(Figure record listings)
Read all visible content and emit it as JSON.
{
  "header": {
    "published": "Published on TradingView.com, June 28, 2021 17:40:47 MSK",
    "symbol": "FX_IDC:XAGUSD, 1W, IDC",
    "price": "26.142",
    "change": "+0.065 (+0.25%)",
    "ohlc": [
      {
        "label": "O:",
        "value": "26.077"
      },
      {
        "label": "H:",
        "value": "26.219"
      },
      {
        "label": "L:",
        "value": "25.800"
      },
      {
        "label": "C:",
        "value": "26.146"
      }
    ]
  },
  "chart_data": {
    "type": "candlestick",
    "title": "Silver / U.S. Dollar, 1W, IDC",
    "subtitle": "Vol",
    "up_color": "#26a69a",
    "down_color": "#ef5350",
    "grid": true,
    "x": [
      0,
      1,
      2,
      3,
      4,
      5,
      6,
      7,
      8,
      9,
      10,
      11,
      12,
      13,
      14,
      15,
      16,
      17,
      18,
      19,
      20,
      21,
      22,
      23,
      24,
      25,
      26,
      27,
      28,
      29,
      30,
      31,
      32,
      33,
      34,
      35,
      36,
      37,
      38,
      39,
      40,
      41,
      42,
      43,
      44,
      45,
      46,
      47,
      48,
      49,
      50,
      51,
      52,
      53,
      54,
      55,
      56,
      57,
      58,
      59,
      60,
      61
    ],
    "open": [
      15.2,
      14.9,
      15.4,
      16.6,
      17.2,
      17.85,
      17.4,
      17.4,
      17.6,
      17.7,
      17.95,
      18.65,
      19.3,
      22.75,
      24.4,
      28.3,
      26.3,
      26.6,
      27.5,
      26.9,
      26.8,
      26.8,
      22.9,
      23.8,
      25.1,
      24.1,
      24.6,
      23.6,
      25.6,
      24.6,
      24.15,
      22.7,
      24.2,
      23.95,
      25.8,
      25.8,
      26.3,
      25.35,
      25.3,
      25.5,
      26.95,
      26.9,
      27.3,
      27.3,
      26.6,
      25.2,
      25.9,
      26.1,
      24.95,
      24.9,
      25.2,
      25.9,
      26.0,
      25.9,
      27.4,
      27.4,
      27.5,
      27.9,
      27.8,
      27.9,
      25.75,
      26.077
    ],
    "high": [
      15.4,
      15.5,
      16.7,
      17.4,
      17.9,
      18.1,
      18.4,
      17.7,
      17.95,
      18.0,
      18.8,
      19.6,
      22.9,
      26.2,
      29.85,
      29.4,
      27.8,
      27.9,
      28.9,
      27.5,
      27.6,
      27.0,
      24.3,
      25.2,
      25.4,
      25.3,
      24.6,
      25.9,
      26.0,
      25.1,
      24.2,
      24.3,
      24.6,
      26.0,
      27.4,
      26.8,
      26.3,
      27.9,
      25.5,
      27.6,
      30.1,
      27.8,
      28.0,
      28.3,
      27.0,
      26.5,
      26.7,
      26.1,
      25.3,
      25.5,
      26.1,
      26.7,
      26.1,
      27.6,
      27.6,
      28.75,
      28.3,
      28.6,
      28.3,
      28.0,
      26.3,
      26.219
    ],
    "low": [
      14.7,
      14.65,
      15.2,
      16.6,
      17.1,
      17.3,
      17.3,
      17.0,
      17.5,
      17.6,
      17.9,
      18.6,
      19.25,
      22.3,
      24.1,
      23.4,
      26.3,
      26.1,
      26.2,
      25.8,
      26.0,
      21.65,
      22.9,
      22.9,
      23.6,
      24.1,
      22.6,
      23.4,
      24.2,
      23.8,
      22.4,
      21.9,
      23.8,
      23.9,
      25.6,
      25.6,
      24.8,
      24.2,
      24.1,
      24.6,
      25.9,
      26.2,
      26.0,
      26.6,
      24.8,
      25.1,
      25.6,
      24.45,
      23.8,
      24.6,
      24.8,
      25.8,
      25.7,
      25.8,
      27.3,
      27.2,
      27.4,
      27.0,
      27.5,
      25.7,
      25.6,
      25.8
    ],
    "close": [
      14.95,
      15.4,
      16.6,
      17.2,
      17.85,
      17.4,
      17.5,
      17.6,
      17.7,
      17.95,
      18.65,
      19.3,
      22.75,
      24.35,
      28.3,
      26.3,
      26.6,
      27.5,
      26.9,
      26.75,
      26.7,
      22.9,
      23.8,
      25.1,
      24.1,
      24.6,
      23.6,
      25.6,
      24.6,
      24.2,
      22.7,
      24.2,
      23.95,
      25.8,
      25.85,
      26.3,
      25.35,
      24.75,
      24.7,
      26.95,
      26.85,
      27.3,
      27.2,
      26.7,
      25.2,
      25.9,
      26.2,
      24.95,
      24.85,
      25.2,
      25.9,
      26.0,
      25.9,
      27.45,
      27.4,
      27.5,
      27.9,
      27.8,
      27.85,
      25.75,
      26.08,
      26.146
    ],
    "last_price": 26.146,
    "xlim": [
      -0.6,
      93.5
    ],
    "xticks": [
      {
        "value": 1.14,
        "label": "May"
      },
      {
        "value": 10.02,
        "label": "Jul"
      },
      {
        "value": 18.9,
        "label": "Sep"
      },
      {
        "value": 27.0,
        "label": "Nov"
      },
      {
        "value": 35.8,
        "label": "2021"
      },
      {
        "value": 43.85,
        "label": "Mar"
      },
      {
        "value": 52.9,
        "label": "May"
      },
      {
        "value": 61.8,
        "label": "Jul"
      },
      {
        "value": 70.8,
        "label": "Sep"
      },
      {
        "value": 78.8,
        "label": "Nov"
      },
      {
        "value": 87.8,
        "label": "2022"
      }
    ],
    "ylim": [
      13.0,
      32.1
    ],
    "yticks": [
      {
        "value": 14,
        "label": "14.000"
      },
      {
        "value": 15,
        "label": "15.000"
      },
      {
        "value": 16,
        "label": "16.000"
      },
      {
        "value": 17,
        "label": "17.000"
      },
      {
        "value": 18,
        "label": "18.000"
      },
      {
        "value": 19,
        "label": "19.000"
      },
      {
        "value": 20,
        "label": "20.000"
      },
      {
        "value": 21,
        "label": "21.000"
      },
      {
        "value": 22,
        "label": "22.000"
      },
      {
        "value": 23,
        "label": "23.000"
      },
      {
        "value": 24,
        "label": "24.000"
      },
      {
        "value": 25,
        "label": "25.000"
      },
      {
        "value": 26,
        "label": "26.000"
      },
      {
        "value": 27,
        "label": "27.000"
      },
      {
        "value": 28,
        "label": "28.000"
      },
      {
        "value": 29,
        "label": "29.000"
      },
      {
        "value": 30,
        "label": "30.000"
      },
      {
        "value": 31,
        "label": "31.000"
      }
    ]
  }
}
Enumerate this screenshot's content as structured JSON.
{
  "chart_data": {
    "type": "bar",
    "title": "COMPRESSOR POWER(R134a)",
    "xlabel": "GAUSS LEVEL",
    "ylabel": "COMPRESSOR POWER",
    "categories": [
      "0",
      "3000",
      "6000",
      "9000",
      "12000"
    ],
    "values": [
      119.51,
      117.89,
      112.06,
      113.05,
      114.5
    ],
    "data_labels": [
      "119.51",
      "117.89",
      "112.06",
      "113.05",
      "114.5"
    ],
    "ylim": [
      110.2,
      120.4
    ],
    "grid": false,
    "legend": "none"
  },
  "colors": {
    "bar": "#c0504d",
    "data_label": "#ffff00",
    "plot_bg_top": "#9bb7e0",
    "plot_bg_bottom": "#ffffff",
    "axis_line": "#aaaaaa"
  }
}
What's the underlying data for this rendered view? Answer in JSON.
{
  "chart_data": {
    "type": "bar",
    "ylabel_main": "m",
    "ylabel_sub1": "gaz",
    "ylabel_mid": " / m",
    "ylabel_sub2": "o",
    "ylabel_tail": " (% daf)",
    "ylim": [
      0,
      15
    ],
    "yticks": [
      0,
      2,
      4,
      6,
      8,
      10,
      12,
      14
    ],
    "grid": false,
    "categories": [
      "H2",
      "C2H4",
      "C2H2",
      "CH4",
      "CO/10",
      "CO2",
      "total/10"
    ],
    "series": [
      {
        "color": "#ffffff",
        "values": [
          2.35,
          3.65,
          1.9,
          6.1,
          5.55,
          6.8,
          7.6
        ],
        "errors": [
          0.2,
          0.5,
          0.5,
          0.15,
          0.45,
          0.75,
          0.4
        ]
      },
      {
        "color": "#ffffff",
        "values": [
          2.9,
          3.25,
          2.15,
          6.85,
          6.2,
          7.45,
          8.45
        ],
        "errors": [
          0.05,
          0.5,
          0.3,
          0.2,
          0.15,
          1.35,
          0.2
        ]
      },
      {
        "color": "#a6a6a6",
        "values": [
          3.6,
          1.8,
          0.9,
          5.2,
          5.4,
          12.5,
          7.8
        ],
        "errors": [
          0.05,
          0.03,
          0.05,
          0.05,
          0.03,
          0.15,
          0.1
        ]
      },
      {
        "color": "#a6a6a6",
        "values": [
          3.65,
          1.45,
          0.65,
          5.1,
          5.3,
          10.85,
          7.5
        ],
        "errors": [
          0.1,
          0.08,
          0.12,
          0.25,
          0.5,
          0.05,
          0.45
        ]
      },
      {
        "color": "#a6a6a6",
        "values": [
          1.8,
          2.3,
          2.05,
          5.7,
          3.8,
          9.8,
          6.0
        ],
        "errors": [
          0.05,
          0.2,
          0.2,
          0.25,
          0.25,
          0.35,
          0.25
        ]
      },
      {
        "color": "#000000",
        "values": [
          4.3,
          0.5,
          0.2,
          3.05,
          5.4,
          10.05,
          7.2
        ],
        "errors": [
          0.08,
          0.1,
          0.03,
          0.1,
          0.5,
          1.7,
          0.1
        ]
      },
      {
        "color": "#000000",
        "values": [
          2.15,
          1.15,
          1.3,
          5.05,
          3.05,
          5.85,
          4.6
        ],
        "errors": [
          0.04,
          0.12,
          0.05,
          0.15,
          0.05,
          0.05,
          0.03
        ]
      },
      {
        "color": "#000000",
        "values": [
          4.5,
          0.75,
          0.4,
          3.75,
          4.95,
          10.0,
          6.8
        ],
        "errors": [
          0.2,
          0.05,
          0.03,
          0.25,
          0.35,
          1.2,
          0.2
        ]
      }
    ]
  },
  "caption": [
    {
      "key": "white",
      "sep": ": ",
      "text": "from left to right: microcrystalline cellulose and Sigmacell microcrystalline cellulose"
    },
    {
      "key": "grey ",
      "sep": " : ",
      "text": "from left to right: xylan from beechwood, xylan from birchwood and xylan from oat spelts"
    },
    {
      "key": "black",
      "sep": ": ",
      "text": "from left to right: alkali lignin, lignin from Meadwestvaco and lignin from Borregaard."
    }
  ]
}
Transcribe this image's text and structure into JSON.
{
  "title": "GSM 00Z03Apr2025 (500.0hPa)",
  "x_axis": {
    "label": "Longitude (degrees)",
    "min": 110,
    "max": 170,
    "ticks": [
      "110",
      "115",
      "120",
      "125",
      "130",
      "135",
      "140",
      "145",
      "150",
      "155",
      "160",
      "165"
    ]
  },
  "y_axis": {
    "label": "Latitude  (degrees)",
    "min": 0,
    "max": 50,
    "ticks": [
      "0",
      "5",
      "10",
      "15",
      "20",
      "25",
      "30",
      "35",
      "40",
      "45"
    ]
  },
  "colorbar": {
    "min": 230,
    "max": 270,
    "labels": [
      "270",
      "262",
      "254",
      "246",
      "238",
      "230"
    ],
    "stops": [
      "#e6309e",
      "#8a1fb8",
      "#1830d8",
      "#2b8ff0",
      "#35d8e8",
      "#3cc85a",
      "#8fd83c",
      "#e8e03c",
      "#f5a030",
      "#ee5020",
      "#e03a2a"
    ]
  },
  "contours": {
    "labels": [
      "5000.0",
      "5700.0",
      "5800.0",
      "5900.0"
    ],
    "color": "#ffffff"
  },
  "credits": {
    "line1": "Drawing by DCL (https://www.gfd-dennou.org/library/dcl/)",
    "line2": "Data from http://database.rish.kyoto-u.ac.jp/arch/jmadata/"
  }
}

What the task requires: Where a line in the entries holds "right", copy that line.

Expected answer:
      "text": "from left to right: microcrystalline cellulose and Sigmacell microcrystalline cellulose"
      "text": "from left to right: xylan from beechwood, xylan from birchwood and xylan from oat spelts"
      "text": "from left to right: alkali lignin, lignin from Meadwestvaco and lignin from Borregaard."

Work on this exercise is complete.